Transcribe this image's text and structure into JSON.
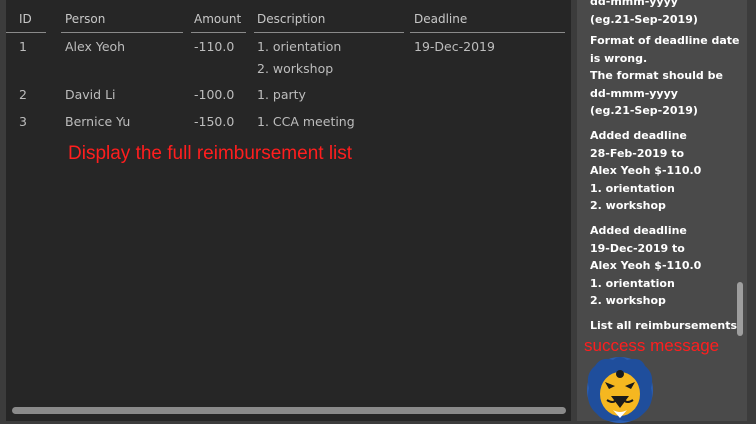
{
  "table": {
    "headers": {
      "id": "ID",
      "person": "Person",
      "amount": "Amount",
      "description": "Description",
      "deadline": "Deadline"
    },
    "rows": [
      {
        "id": "1",
        "person": "Alex Yeoh",
        "amount": "-110.0",
        "description": [
          "1. orientation",
          "2. workshop"
        ],
        "deadline": "19-Dec-2019"
      },
      {
        "id": "2",
        "person": "David Li",
        "amount": "-100.0",
        "description": [
          "1. party"
        ],
        "deadline": ""
      },
      {
        "id": "3",
        "person": "Bernice Yu",
        "amount": "-150.0",
        "description": [
          "1. CCA meeting"
        ],
        "deadline": ""
      }
    ]
  },
  "annotations": {
    "list_caption": "Display the full reimbursement list",
    "result_caption": "success message"
  },
  "log": {
    "entries": [
      "dd-mmm-yyyy\n(eg.21-Sep-2019)",
      "Format of deadline date\nis wrong.\nThe format should be\ndd-mmm-yyyy\n(eg.21-Sep-2019)",
      "Added deadline\n28-Feb-2019 to\nAlex Yeoh $-110.0\n1. orientation\n2. workshop",
      "Added deadline\n19-Dec-2019 to\nAlex Yeoh $-110.0\n1. orientation\n2. workshop",
      "List all reimbursements."
    ]
  },
  "colors": {
    "table_bg": "#262626",
    "log_bg": "#4a4a4a",
    "annotation_red": "#ff1e1e",
    "text_gray": "#bdbdbd"
  },
  "icons": {
    "mascot": "lion-mascot-icon"
  }
}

________________________________________

CHALLENGE. Filter the entries and copy out every line with the word "Yeoh".

THE RESULT.
        "person": "Alex Yeoh",
      "Added deadline\n28-Feb-2019 to\nAlex Yeoh $-110.0\n1. orientation\n2. workshop",
      "Added deadline\n19-Dec-2019 to\nAlex Yeoh $-110.0\n1. orientation\n2. workshop",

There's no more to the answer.